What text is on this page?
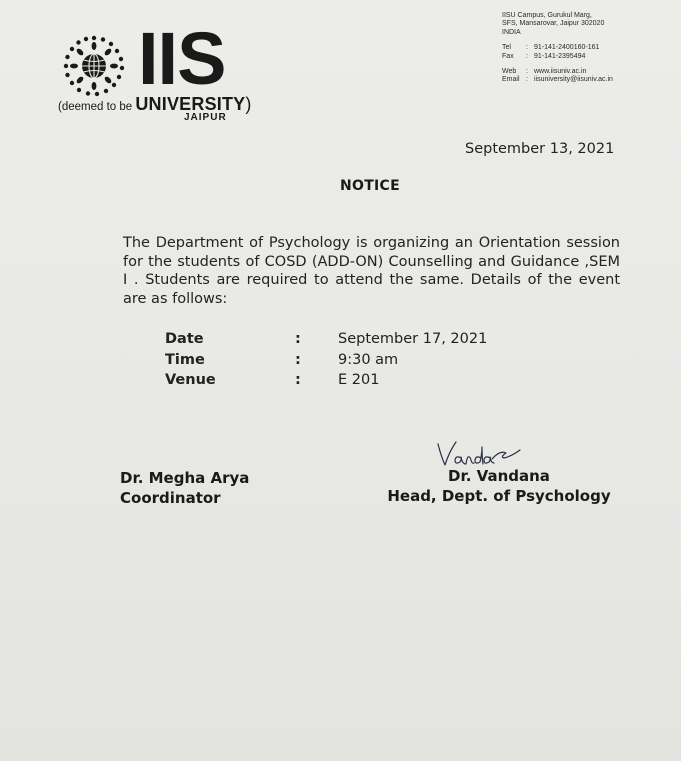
IIS
(deemed to be UNIVERSITY)
JAIPUR
IISU Campus, Gurukul Marg,
SFS, Mansarovar, Jaipur 302020
INDIA
Tel	: 91-141-2400160-161
Fax	: 91-141-2395494
Web	: www.iisuniv.ac.in
Email : iisuniversity@iisuniv.ac.in
September 13, 2021
NOTICE
The Department of Psychology is organizing an Orientation session for the students of COSD (ADD-ON) Counselling and Guidance ,SEM I . Students are required to attend the same. Details of the event are as follows:
Date	:	September 17, 2021
Time	:	9:30 am
Venue	:	E 201
Dr. Megha Arya
Coordinator
Dr. Vandana
Head, Dept. of Psychology
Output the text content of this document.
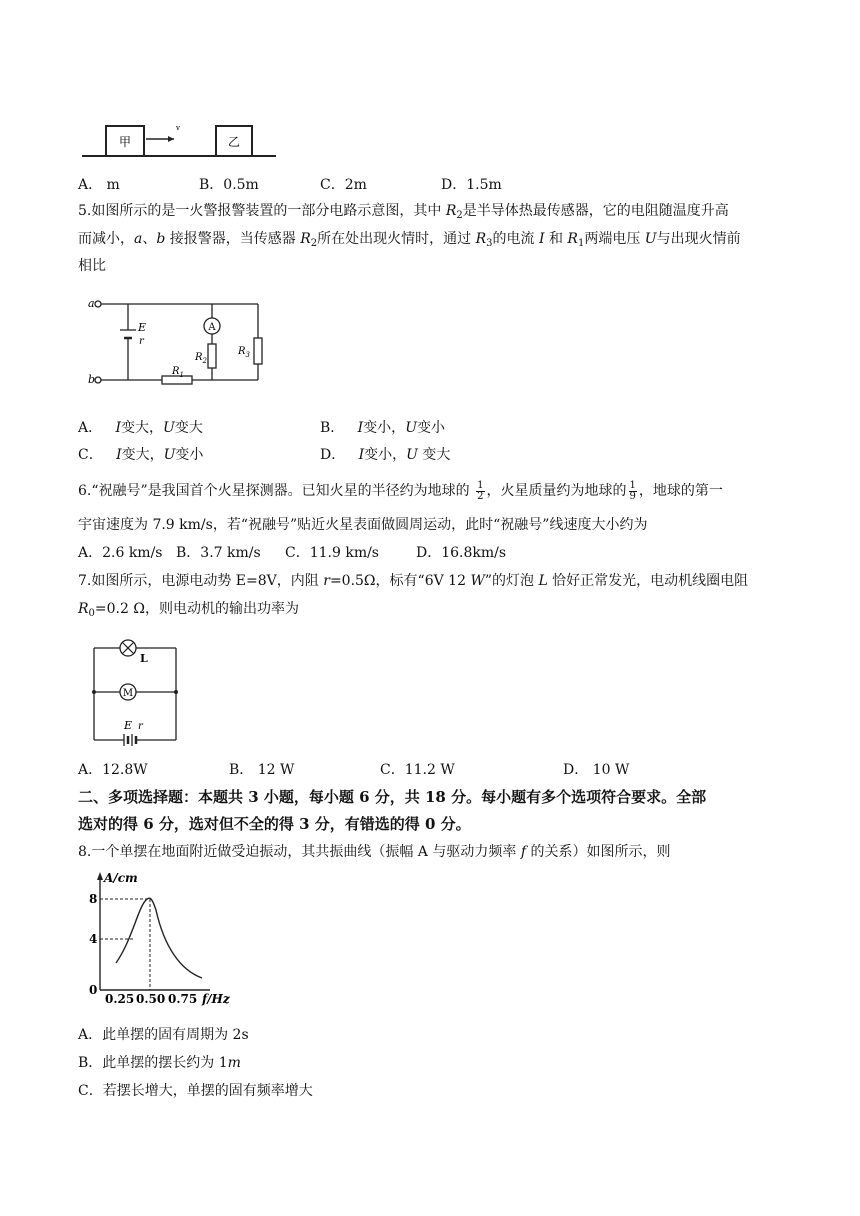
甲
v
乙
A． m	B．0.5m	C．2m	D．1.5m
5.如图所示的是一火警报警装置的一部分电路示意图，其中 $R_2$是半导体热最传感器，它的电阻随温度升高
而减小，a、b 接报警器，当传感器 $R_2$所在处出现火情时，通过 $R_3$的电流 I 和 $R_1$两端电压 U与出现火情前
相比
a
b
E
r
A
$R_2$
$R_3$
$R_1$
A． I变大，U变大	B． I变小，U变小
C． I变大，U变小	D． I变小，U 变大
6.“祝融号”是我国首个火星探测器。已知火星的半径约为地球的 $\frac{1}{2}$ ，火星质量约为地球的 $\frac{1}{9}$ ，地球的第一
宇宙速度为 7.9 km/s，若“祝融号”贴近火星表面做圆周运动，此时“祝融号”线速度大小约为
A．2.6 km/s B．3.7 km/s C．11.9 km/s	D．16.8km/s
7.如图所示，电源电动势 E=8V，内阻 r=0.5Ω，标有“6V 12 W”的灯泡 L 恰好正常发光，电动机线圈电阻
$R_0=0.2$ Ω，则电动机的输出功率为
M
L
E r
A．12.8W	B． 12 W	C．11.2 W	D． 10 W
二、多项选择题：本题共 3 小题，每小题 6 分，共 18 分。每小题有多个选项符合要求。全部
选对的得 6 分，选对但不全的得 3 分，有错选的得 0 分。
8.一个单摆在地面附近做受迫振动，其共振曲线（振幅 A 与驱动力频率 f 的关系）如图所示，则
A/cm
8
4
0
0.25 0.50 0.75 f/Hz
A．此单摆的固有周期为 2s
B．此单摆的摆长约为 1m
C．若摆长增大，单摆的固有频率增大
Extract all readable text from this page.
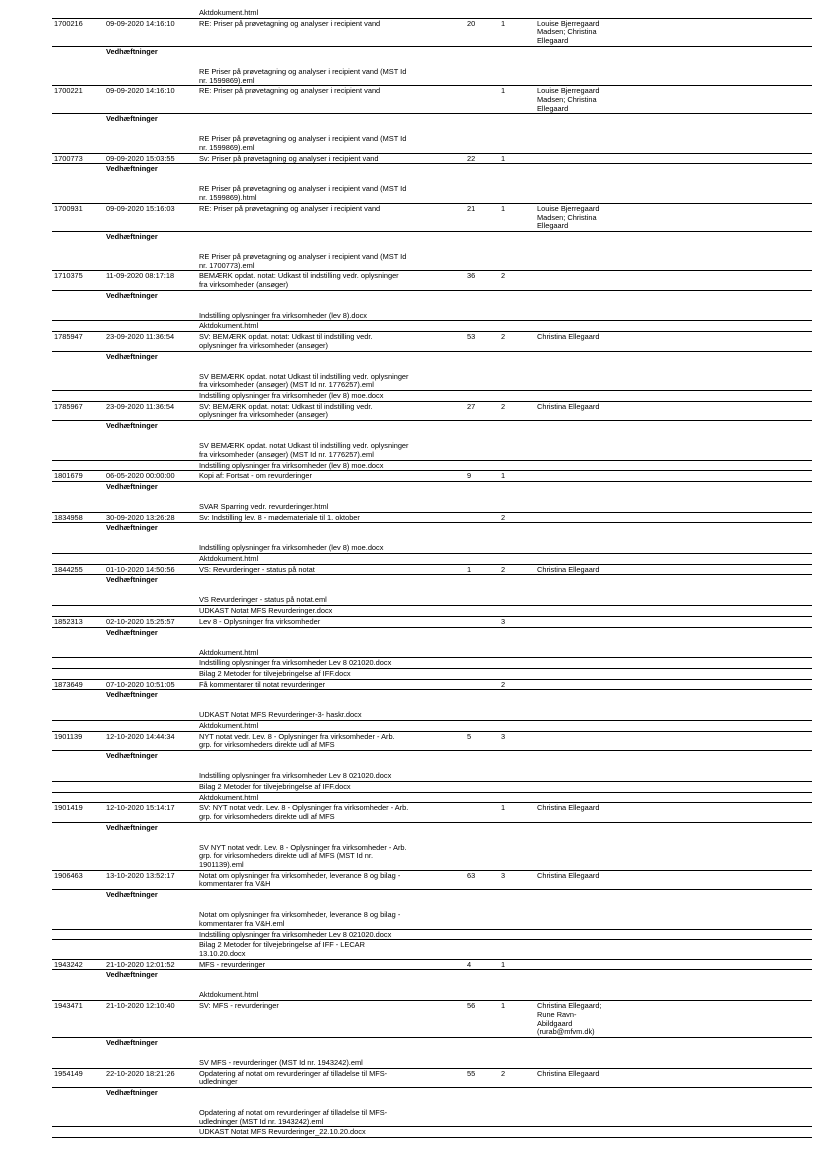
		Aktdokument.html			
1700216	09-09-2020 14:16:10	RE: Priser på prøvetagning og analyser i recipient vand	20	1	Louise Bjerregaard
Madsen; Christina
Ellegaard
	Vedhæftninger				

		RE Priser på prøvetagning og analyser i recipient vand (MST Id
nr. 1599869).eml			
1700221	09-09-2020 14:16:10	RE: Priser på prøvetagning og analyser i recipient vand		1	Louise Bjerregaard
Madsen; Christina
Ellegaard
	Vedhæftninger				

		RE Priser på prøvetagning og analyser i recipient vand (MST Id
nr. 1599869).eml			
1700773	09-09-2020 15:03:55	Sv: Priser på prøvetagning og analyser i recipient vand	22	1	
	Vedhæftninger				

		RE Priser på prøvetagning og analyser i recipient vand (MST Id
nr. 1599869).html			
1700931	09-09-2020 15:16:03	RE: Priser på prøvetagning og analyser i recipient vand	21	1	Louise Bjerregaard
Madsen; Christina
Ellegaard
	Vedhæftninger				

		RE Priser på prøvetagning og analyser i recipient vand (MST Id
nr. 1700773).eml			
1710375	11-09-2020 08:17:18	BEMÆRK opdat. notat: Udkast til indstilling vedr. oplysninger
fra virksomheder (ansøger)	36	2	
	Vedhæftninger				

		Indstilling oplysninger fra virksomheder (lev 8).docx			
		Aktdokument.html			
1785947	23-09-2020 11:36:54	SV: BEMÆRK opdat. notat: Udkast til indstilling vedr.
oplysninger fra virksomheder (ansøger)	53	2	Christina Ellegaard
	Vedhæftninger				

		SV BEMÆRK opdat. notat Udkast til indstilling vedr. oplysninger
fra virksomheder (ansøger) (MST Id nr. 1776257).eml			
		Indstilling oplysninger fra virksomheder (lev 8) moe.docx			
1785967	23-09-2020 11:36:54	SV: BEMÆRK opdat. notat: Udkast til indstilling vedr.
oplysninger fra virksomheder (ansøger)	27	2	Christina Ellegaard
	Vedhæftninger				

		SV BEMÆRK opdat. notat Udkast til indstilling vedr. oplysninger
fra virksomheder (ansøger) (MST Id nr. 1776257).eml			
		Indstilling oplysninger fra virksomheder (lev 8) moe.docx			
1801679	06-05-2020 00:00:00	Kopi af: Fortsat - om revurderinger	9	1	
	Vedhæftninger				

		SVAR Sparring vedr. revurderinger.html			
1834958	30-09-2020 13:26:28	Sv: Indstilling lev. 8 - mødemateriale til 1. oktober		2	
	Vedhæftninger				

		Indstilling oplysninger fra virksomheder (lev 8) moe.docx			
		Aktdokument.html			
1844255	01-10-2020 14:50:56	VS: Revurderinger - status på notat	1	2	Christina Ellegaard
	Vedhæftninger				

		VS Revurderinger - status på notat.eml			
		UDKAST Notat MFS Revurderinger.docx			
1852313	02-10-2020 15:25:57	Lev 8 - Oplysninger fra virksomheder		3	
	Vedhæftninger				

		Aktdokument.html			
		Indstilling oplysninger fra virksomheder Lev 8 021020.docx			
		Bilag 2 Metoder for tilvejebringelse af IFF.docx			
1873649	07-10-2020 10:51:05	Få kommentarer til notat revurderinger		2	
	Vedhæftninger				

		UDKAST Notat MFS Revurderinger-3- haskr.docx			
		Aktdokument.html			
1901139	12-10-2020 14:44:34	NYT notat vedr. Lev. 8 - Oplysninger fra virksomheder - Arb.
grp. for virksomheders direkte udl af MFS	5	3	
	Vedhæftninger				

		Indstilling oplysninger fra virksomheder Lev 8 021020.docx			
		Bilag 2 Metoder for tilvejebringelse af IFF.docx			
		Aktdokument.html			
1901419	12-10-2020 15:14:17	SV: NYT notat vedr. Lev. 8 - Oplysninger fra virksomheder - Arb.
grp. for virksomheders direkte udl af MFS		1	Christina Ellegaard
	Vedhæftninger				

		SV NYT notat vedr. Lev. 8 - Oplysninger fra virksomheder - Arb.
grp. for virksomheders direkte udl af MFS (MST Id nr.
1901139).eml			
1906463	13-10-2020 13:52:17	Notat om oplysninger fra virksomheder, leverance 8 og bilag -
kommentarer fra V&H	63	3	Christina Ellegaard
	Vedhæftninger				

		Notat om oplysninger fra virksomheder, leverance 8 og bilag -
kommentarer fra V&H.eml			
		Indstilling oplysninger fra virksomheder Lev 8 021020.docx			
		Bilag 2 Metoder for tilvejebringelse af IFF - LECAR
13.10.20.docx			
1943242	21-10-2020 12:01:52	MFS - revurderinger	4	1	
	Vedhæftninger				

		Aktdokument.html			
1943471	21-10-2020 12:10:40	SV: MFS - revurderinger	56	1	Christina Ellegaard;
Rune Ravn-
Abildgaard
(rurab@mfvm.dk)
	Vedhæftninger				

		SV MFS - revurderinger (MST Id nr. 1943242).eml			
1954149	22-10-2020 18:21:26	Opdatering af notat om revurderinger af tilladelse til MFS-
udledninger	55	2	Christina Ellegaard
	Vedhæftninger				

		Opdatering af notat om revurderinger af tilladelse til MFS-
udledninger (MST Id nr. 1943242).eml			
		UDKAST Notat MFS Revurderinger_22.10.20.docx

■ EXERCISE PROMPT ■
Gather every line containing the word "leverance" and copy it.

■ RESULT FOR THIS TASK ■
1906463	13-10-2020 13:52:17	Notat om oplysninger fra virksomheder, leverance 8 og bilag -
		Notat om oplysninger fra virksomheder, leverance 8 og bilag -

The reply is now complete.